Job =>
Extract each line from the entries below that has the string "darle" in it.

Working data =>

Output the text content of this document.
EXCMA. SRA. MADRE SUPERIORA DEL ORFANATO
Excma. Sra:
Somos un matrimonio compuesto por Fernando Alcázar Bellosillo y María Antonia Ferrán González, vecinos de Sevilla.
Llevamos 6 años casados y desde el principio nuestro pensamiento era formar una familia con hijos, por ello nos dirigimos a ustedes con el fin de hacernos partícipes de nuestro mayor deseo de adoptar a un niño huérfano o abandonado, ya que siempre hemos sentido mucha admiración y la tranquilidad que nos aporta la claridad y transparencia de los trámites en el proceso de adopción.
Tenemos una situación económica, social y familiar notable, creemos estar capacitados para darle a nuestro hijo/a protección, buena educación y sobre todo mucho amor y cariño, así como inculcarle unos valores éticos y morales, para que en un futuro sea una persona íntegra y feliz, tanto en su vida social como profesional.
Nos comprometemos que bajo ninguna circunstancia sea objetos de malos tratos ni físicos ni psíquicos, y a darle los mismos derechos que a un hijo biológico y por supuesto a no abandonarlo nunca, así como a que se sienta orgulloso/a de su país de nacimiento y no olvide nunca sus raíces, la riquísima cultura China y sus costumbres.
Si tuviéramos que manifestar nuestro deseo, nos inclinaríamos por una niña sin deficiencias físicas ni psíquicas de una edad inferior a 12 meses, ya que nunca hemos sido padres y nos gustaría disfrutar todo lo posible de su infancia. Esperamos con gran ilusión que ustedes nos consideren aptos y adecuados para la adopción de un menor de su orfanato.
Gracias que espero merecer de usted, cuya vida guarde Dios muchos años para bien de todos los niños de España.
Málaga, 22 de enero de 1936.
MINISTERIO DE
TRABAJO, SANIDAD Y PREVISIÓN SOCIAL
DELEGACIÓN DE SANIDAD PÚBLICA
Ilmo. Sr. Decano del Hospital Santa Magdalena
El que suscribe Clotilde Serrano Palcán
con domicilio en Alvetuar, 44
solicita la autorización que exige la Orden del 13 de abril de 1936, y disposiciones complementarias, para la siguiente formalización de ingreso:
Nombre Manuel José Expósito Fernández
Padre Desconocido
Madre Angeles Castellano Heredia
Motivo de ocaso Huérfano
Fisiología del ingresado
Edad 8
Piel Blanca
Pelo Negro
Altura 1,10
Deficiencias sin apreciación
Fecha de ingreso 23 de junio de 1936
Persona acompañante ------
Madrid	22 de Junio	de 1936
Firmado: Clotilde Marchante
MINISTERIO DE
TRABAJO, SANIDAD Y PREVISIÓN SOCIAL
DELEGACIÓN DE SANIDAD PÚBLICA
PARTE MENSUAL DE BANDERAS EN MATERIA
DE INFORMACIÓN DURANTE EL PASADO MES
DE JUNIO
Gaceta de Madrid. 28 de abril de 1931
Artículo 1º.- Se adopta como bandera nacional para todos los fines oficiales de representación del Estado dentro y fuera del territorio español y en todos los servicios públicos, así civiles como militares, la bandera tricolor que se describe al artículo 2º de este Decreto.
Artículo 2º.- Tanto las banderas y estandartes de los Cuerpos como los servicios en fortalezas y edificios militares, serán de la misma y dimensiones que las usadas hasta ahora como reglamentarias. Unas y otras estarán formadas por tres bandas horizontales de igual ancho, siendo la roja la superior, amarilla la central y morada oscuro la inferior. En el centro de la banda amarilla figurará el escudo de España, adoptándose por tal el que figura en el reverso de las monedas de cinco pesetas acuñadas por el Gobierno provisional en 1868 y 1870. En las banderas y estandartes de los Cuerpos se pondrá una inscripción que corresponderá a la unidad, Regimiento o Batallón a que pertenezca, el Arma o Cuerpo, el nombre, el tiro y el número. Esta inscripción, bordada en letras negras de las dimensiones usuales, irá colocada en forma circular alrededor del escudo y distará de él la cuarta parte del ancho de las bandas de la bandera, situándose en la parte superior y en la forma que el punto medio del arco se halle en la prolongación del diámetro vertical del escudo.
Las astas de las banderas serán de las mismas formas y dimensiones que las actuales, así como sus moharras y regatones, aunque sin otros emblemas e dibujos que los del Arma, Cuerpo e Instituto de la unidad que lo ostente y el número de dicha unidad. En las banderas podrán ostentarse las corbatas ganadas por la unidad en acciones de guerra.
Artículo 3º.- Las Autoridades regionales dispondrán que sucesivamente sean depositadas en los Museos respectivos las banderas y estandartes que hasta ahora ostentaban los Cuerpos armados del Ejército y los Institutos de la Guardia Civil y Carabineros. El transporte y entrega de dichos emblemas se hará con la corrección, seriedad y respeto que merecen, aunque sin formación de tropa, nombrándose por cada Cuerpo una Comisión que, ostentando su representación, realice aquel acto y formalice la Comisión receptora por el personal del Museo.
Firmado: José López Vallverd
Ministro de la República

Reply =>
Tenemos una situación económica, social y familiar notable, creemos estar capacitados para darle a nuestro hijo/a protección, buena educación y sobre todo mucho amor y cariño, así como inculcarle unos valores éticos y morales, para que en un futuro sea una persona íntegra y feliz, tanto en su vida social como profesional.
Nos comprometemos que bajo ninguna circunstancia sea objetos de malos tratos ni físicos ni psíquicos, y a darle los mismos derechos que a un hijo biológico y por supuesto a no abandonarlo nunca, así como a que se sienta orgulloso/a de su país de nacimiento y no olvide nunca sus raíces, la riquísima cultura China y sus costumbres.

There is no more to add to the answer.